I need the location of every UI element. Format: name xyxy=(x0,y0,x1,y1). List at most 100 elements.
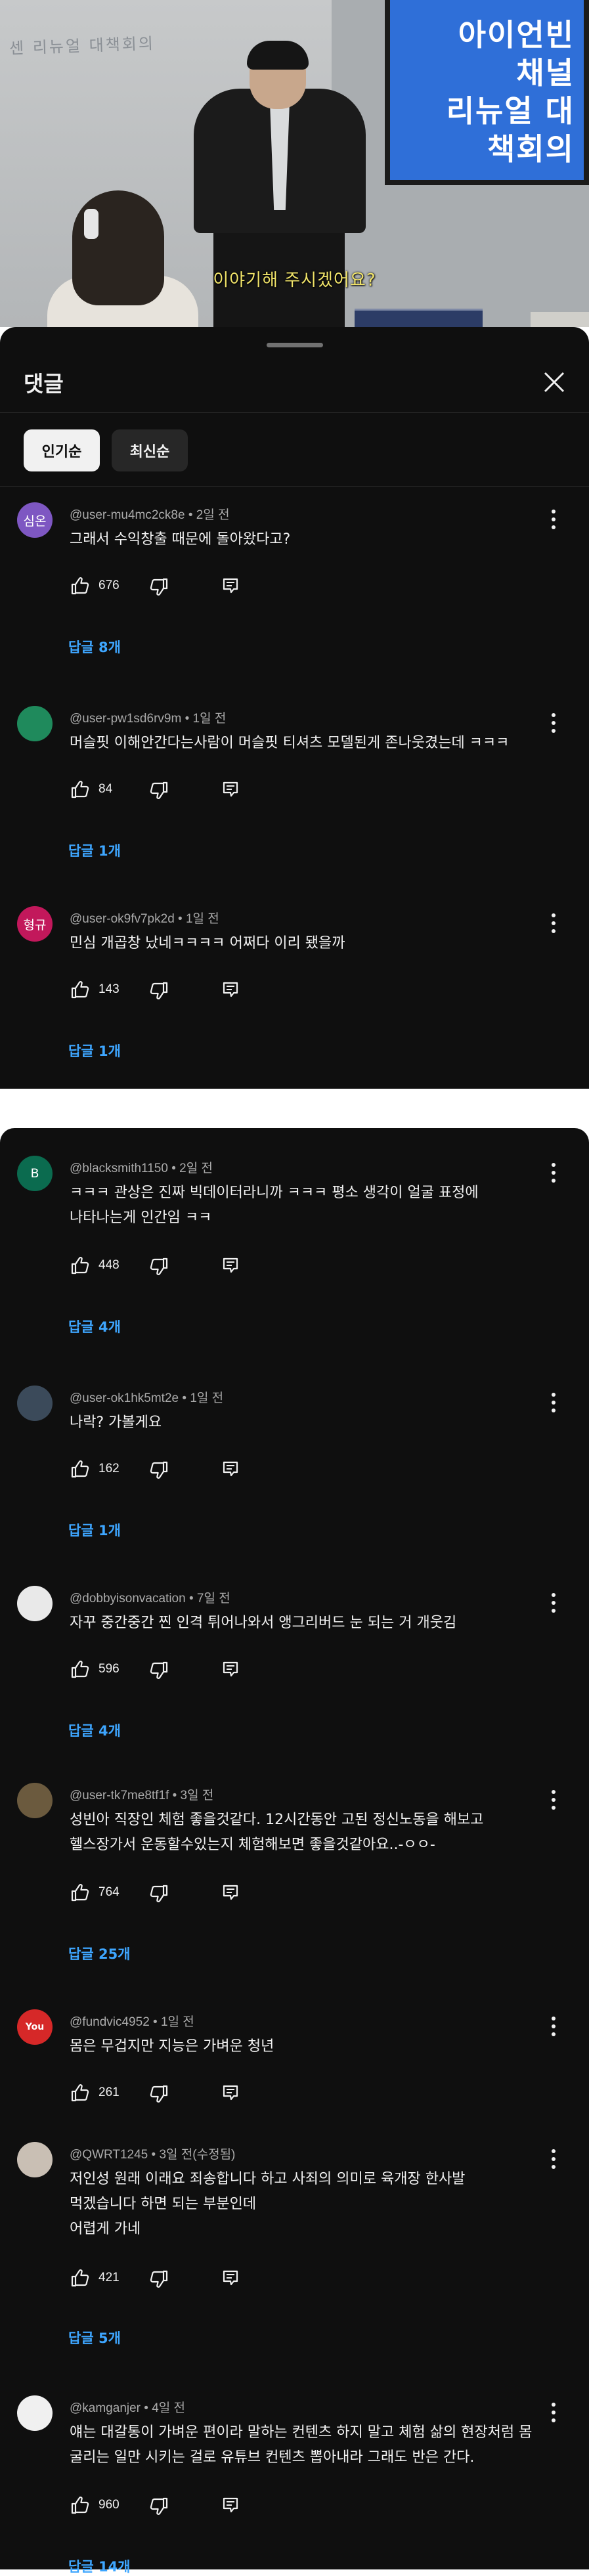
avatar[interactable]: 심온 xyxy=(17,502,53,538)
avatar[interactable] xyxy=(17,1783,53,1818)
sort-chip-newest[interactable]: 최신순 xyxy=(112,429,188,471)
header-divider xyxy=(0,412,589,413)
thumbs-down-icon[interactable] xyxy=(148,2083,171,2105)
avatar[interactable]: 형규 xyxy=(17,906,53,942)
reply-icon[interactable] xyxy=(221,1659,240,1679)
avatar[interactable] xyxy=(17,2395,53,2431)
more-vert-icon[interactable] xyxy=(545,711,562,735)
view-replies-link[interactable]: 답글 25개 xyxy=(68,1944,131,1963)
view-replies-link[interactable]: 답글 5개 xyxy=(68,2328,121,2347)
video-player[interactable]: 센 리뉴얼 대책회의 아이언빈 채널 리뉴얼 대 책회의 이야기해 주시겠어요? xyxy=(0,0,589,327)
comment-author[interactable]: @user-ok1hk5mt2e xyxy=(70,1391,179,1405)
view-replies-link[interactable]: 답글 1개 xyxy=(68,1520,121,1540)
comment-author[interactable]: @user-ok9fv7pk2d xyxy=(70,912,175,926)
view-replies-link[interactable]: 답글 8개 xyxy=(68,637,121,657)
comment-author[interactable]: @user-pw1sd6rv9m xyxy=(70,712,181,726)
reply-icon[interactable] xyxy=(221,576,240,596)
comment-actions: 421 xyxy=(68,2265,298,2292)
reply-icon[interactable] xyxy=(221,1459,240,1479)
thumbs-up-icon[interactable] xyxy=(68,1881,91,1904)
reply-icon[interactable] xyxy=(221,1255,240,1275)
comment-meta: @fundvic4952 • 1일 전 xyxy=(70,2012,194,2030)
sort-chip-top[interactable]: 인기순 xyxy=(24,429,100,471)
thumbs-up-icon[interactable] xyxy=(68,1658,91,1680)
thumbs-down-icon[interactable] xyxy=(148,1255,171,1278)
laptop xyxy=(355,309,483,327)
comment-author[interactable]: @kamganjer xyxy=(70,2401,141,2415)
comment-actions: 143 xyxy=(68,977,298,1003)
thumbs-up-icon[interactable] xyxy=(68,575,91,597)
comment-actions: 960 xyxy=(68,2493,298,2519)
sheet-drag-handle[interactable] xyxy=(267,343,323,347)
thumbs-down-icon[interactable] xyxy=(148,980,171,1002)
more-vert-icon[interactable] xyxy=(545,911,562,935)
more-vert-icon[interactable] xyxy=(545,2015,562,2038)
avatar[interactable] xyxy=(17,2142,53,2177)
meta-separator: • xyxy=(153,2015,161,2029)
comment-text-line: 굴리는 일만 시키는 걸로 유튜브 컨텐츠 뽑아내라 그래도 반은 간다. xyxy=(70,2449,475,2466)
reply-icon[interactable] xyxy=(221,779,240,799)
comment-text-line: 저인성 원래 이래요 죄송합니다 하고 사죄의 의미로 육개장 한사발 xyxy=(70,2171,466,2187)
avatar[interactable] xyxy=(17,1586,53,1621)
like-count: 421 xyxy=(98,2271,120,2284)
avatar[interactable] xyxy=(17,1386,53,1421)
reply-icon[interactable] xyxy=(221,1883,240,1902)
thumbs-down-icon[interactable] xyxy=(148,576,171,598)
thumbs-up-icon[interactable] xyxy=(68,978,91,1001)
more-vert-icon[interactable] xyxy=(545,1391,562,1414)
view-replies-link[interactable]: 답글 4개 xyxy=(68,1317,121,1336)
comment-author[interactable]: @blacksmith1150 xyxy=(70,1162,168,1175)
more-vert-icon[interactable] xyxy=(545,1591,562,1615)
thumbs-down-icon[interactable] xyxy=(148,2268,171,2290)
more-vert-icon[interactable] xyxy=(545,1788,562,1812)
more-vert-icon[interactable] xyxy=(545,2401,562,2424)
comment-time: 1일 전 xyxy=(190,1391,224,1405)
thumbs-down-icon[interactable] xyxy=(148,779,171,802)
comment-actions: 84 xyxy=(68,777,298,803)
avatar[interactable] xyxy=(17,706,53,741)
thumbs-down-icon[interactable] xyxy=(148,1459,171,1481)
comment-meta: @dobbyisonvacation • 7일 전 xyxy=(70,1588,230,1606)
meta-separator: • xyxy=(178,912,186,926)
thumbs-up-icon[interactable] xyxy=(68,2267,91,2289)
thumbs-down-icon[interactable] xyxy=(148,1883,171,1905)
thumbs-up-icon[interactable] xyxy=(68,778,91,800)
comment-meta: @user-tk7me8tf1f • 3일 전 xyxy=(70,1785,213,1803)
more-vert-icon[interactable] xyxy=(545,2147,562,2171)
view-replies-link[interactable]: 답글 14개 xyxy=(68,2556,131,2576)
comment-time: 2일 전 xyxy=(196,508,230,522)
close-icon[interactable] xyxy=(540,368,569,397)
view-replies-link[interactable]: 답글 1개 xyxy=(68,840,121,860)
like-count: 84 xyxy=(98,782,113,796)
more-vert-icon[interactable] xyxy=(545,508,562,531)
thumbs-up-icon[interactable] xyxy=(68,1254,91,1277)
reply-icon[interactable] xyxy=(221,980,240,999)
reply-icon[interactable] xyxy=(221,2268,240,2288)
reply-icon[interactable] xyxy=(221,2495,240,2515)
like-count: 162 xyxy=(98,1462,120,1475)
comment-author[interactable]: @dobbyisonvacation xyxy=(70,1592,186,1605)
thumbs-down-icon[interactable] xyxy=(148,2495,171,2518)
comment-author[interactable]: @QWRT1245 xyxy=(70,2148,148,2162)
thumbs-down-icon[interactable] xyxy=(148,1659,171,1682)
view-replies-link[interactable]: 답글 4개 xyxy=(68,1720,121,1740)
like-count: 448 xyxy=(98,1258,120,1272)
comment-text-line: 머슬핏 이해안간다는사람이 머슬핏 티셔츠 모델된게 존나웃겼는데 ㅋㅋㅋ xyxy=(70,735,510,751)
comment-time: 3일 전(수정됨) xyxy=(159,2148,236,2162)
avatar[interactable]: You xyxy=(17,2009,53,2045)
comment-text-line: 얘는 대갈통이 가벼운 편이라 말하는 컨텐츠 하지 말고 체험 삶의 현장처럼… xyxy=(70,2424,533,2441)
presenter-hair xyxy=(247,41,309,70)
comment-text: 그래서 수익창출 때문에 돌아왔다고? xyxy=(70,527,529,552)
comment-author[interactable]: @fundvic4952 xyxy=(70,2015,150,2029)
reply-icon[interactable] xyxy=(221,2083,240,2103)
more-vert-icon[interactable] xyxy=(545,1161,562,1185)
thumbs-up-icon[interactable] xyxy=(68,2082,91,2104)
view-replies-link[interactable]: 답글 1개 xyxy=(68,1041,121,1060)
comment-author[interactable]: @user-mu4mc2ck8e xyxy=(70,508,185,522)
thumbs-up-icon[interactable] xyxy=(68,2494,91,2516)
comment-text-line: 그래서 수익창출 때문에 돌아왔다고? xyxy=(70,531,291,548)
screenshot-gap xyxy=(0,1089,589,1128)
comment-author[interactable]: @user-tk7me8tf1f xyxy=(70,1789,169,1802)
avatar[interactable]: B xyxy=(17,1156,53,1191)
thumbs-up-icon[interactable] xyxy=(68,1458,91,1480)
***
Copy out every entry above verbatim, leaving out the pictures.

I need the location of every UI element. Format: name xyxy=(x0,y0,x1,y1). List at most 100 elements.
avatar[interactable]: 심온 xyxy=(17,502,53,538)
avatar[interactable] xyxy=(17,1783,53,1818)
sort-chip-newest[interactable]: 최신순 xyxy=(112,429,188,471)
header-divider xyxy=(0,412,589,413)
thumbs-down-icon[interactable] xyxy=(148,2083,171,2105)
avatar[interactable]: 형규 xyxy=(17,906,53,942)
reply-icon[interactable] xyxy=(221,1659,240,1679)
avatar[interactable] xyxy=(17,2395,53,2431)
more-vert-icon[interactable] xyxy=(545,711,562,735)
view-replies-link[interactable]: 답글 25개 xyxy=(68,1944,131,1963)
view-replies-link[interactable]: 답글 5개 xyxy=(68,2328,121,2347)
video-player[interactable]: 센 리뉴얼 대책회의 아이언빈 채널 리뉴얼 대 책회의 이야기해 주시겠어요? xyxy=(0,0,589,327)
comment-author[interactable]: @user-ok1hk5mt2e xyxy=(70,1391,179,1405)
view-replies-link[interactable]: 답글 1개 xyxy=(68,1520,121,1540)
comment-author[interactable]: @user-ok9fv7pk2d xyxy=(70,912,175,926)
view-replies-link[interactable]: 답글 8개 xyxy=(68,637,121,657)
comment-author[interactable]: @user-pw1sd6rv9m xyxy=(70,712,181,726)
reply-icon[interactable] xyxy=(221,576,240,596)
comment-actions: 421 xyxy=(68,2265,298,2292)
reply-icon[interactable] xyxy=(221,1459,240,1479)
thumbs-up-icon[interactable] xyxy=(68,1881,91,1904)
reply-icon[interactable] xyxy=(221,1255,240,1275)
comment-meta: @fundvic4952 • 1일 전 xyxy=(70,2012,194,2030)
sort-chip-top[interactable]: 인기순 xyxy=(24,429,100,471)
thumbs-up-icon[interactable] xyxy=(68,1658,91,1680)
thumbs-down-icon[interactable] xyxy=(148,1255,171,1278)
laptop xyxy=(355,309,483,327)
comment-author[interactable]: @kamganjer xyxy=(70,2401,141,2415)
comment-actions: 143 xyxy=(68,977,298,1003)
thumbs-up-icon[interactable] xyxy=(68,575,91,597)
comment-actions: 960 xyxy=(68,2493,298,2519)
sheet-drag-handle[interactable] xyxy=(267,343,323,347)
thumbs-down-icon[interactable] xyxy=(148,980,171,1002)
more-vert-icon[interactable] xyxy=(545,911,562,935)
more-vert-icon[interactable] xyxy=(545,2015,562,2038)
avatar[interactable] xyxy=(17,2142,53,2177)
meta-separator: • xyxy=(153,2015,161,2029)
comment-text-line: 굴리는 일만 시키는 걸로 유튜브 컨텐츠 뽑아내라 그래도 반은 간다. xyxy=(70,2449,475,2466)
reply-icon[interactable] xyxy=(221,779,240,799)
comment-text-line: 저인성 원래 이래요 죄송합니다 하고 사죄의 의미로 육개장 한사발 xyxy=(70,2171,466,2187)
avatar[interactable] xyxy=(17,1586,53,1621)
like-count: 421 xyxy=(98,2271,120,2284)
avatar[interactable] xyxy=(17,1386,53,1421)
reply-icon[interactable] xyxy=(221,1883,240,1902)
thumbs-down-icon[interactable] xyxy=(148,576,171,598)
thumbs-up-icon[interactable] xyxy=(68,978,91,1001)
more-vert-icon[interactable] xyxy=(545,1391,562,1414)
view-replies-link[interactable]: 답글 4개 xyxy=(68,1317,121,1336)
comment-author[interactable]: @blacksmith1150 xyxy=(70,1162,168,1175)
more-vert-icon[interactable] xyxy=(545,1591,562,1615)
thumbs-down-icon[interactable] xyxy=(148,2268,171,2290)
more-vert-icon[interactable] xyxy=(545,1788,562,1812)
more-vert-icon[interactable] xyxy=(545,2401,562,2424)
comment-time: 1일 전 xyxy=(190,1391,224,1405)
thumbs-down-icon[interactable] xyxy=(148,779,171,802)
comment-actions: 84 xyxy=(68,777,298,803)
avatar[interactable] xyxy=(17,706,53,741)
thumbs-down-icon[interactable] xyxy=(148,1459,171,1481)
comment-meta: @dobbyisonvacation • 7일 전 xyxy=(70,1588,230,1606)
meta-separator: • xyxy=(178,912,186,926)
thumbs-up-icon[interactable] xyxy=(68,2267,91,2289)
thumbs-down-icon[interactable] xyxy=(148,1883,171,1905)
thumbs-up-icon[interactable] xyxy=(68,778,91,800)
comment-meta: @user-tk7me8tf1f • 3일 전 xyxy=(70,1785,213,1803)
more-vert-icon[interactable] xyxy=(545,2147,562,2171)
view-replies-link[interactable]: 답글 14개 xyxy=(68,2556,131,2576)
comment-time: 2일 전 xyxy=(196,508,230,522)
close-icon[interactable] xyxy=(540,368,569,397)
view-replies-link[interactable]: 답글 1개 xyxy=(68,840,121,860)
like-count: 84 xyxy=(98,782,113,796)
more-vert-icon[interactable] xyxy=(545,508,562,531)
thumbs-up-icon[interactable] xyxy=(68,1254,91,1277)
reply-icon[interactable] xyxy=(221,980,240,999)
reply-icon[interactable] xyxy=(221,2268,240,2288)
reply-icon[interactable] xyxy=(221,2495,240,2515)
like-count: 162 xyxy=(98,1462,120,1475)
comment-author[interactable]: @dobbyisonvacation xyxy=(70,1592,186,1605)
thumbs-down-icon[interactable] xyxy=(148,2495,171,2518)
comment-author[interactable]: @QWRT1245 xyxy=(70,2148,148,2162)
thumbs-down-icon[interactable] xyxy=(148,1659,171,1682)
view-replies-link[interactable]: 답글 4개 xyxy=(68,1720,121,1740)
like-count: 448 xyxy=(98,1258,120,1272)
comment-text-line: 머슬핏 이해안간다는사람이 머슬핏 티셔츠 모델된게 존나웃겼는데 ㅋㅋㅋ xyxy=(70,735,510,751)
comment-time: 3일 전(수정됨) xyxy=(159,2148,236,2162)
avatar[interactable]: You xyxy=(17,2009,53,2045)
comment-text-line: 얘는 대갈통이 가벼운 편이라 말하는 컨텐츠 하지 말고 체험 삶의 현장처럼… xyxy=(70,2424,533,2441)
presenter-hair xyxy=(247,41,309,70)
comment-text: 그래서 수익창출 때문에 돌아왔다고? xyxy=(70,527,529,552)
comment-author[interactable]: @fundvic4952 xyxy=(70,2015,150,2029)
reply-icon[interactable] xyxy=(221,2083,240,2103)
more-vert-icon[interactable] xyxy=(545,1161,562,1185)
thumbs-up-icon[interactable] xyxy=(68,2082,91,2104)
view-replies-link[interactable]: 답글 1개 xyxy=(68,1041,121,1060)
comment-author[interactable]: @user-mu4mc2ck8e xyxy=(70,508,185,522)
thumbs-up-icon[interactable] xyxy=(68,2494,91,2516)
comment-text-line: 그래서 수익창출 때문에 돌아왔다고? xyxy=(70,531,291,548)
screenshot-gap xyxy=(0,1089,589,1128)
comment-author[interactable]: @user-tk7me8tf1f xyxy=(70,1789,169,1802)
avatar[interactable]: B xyxy=(17,1156,53,1191)
thumbs-up-icon[interactable] xyxy=(68,1458,91,1480)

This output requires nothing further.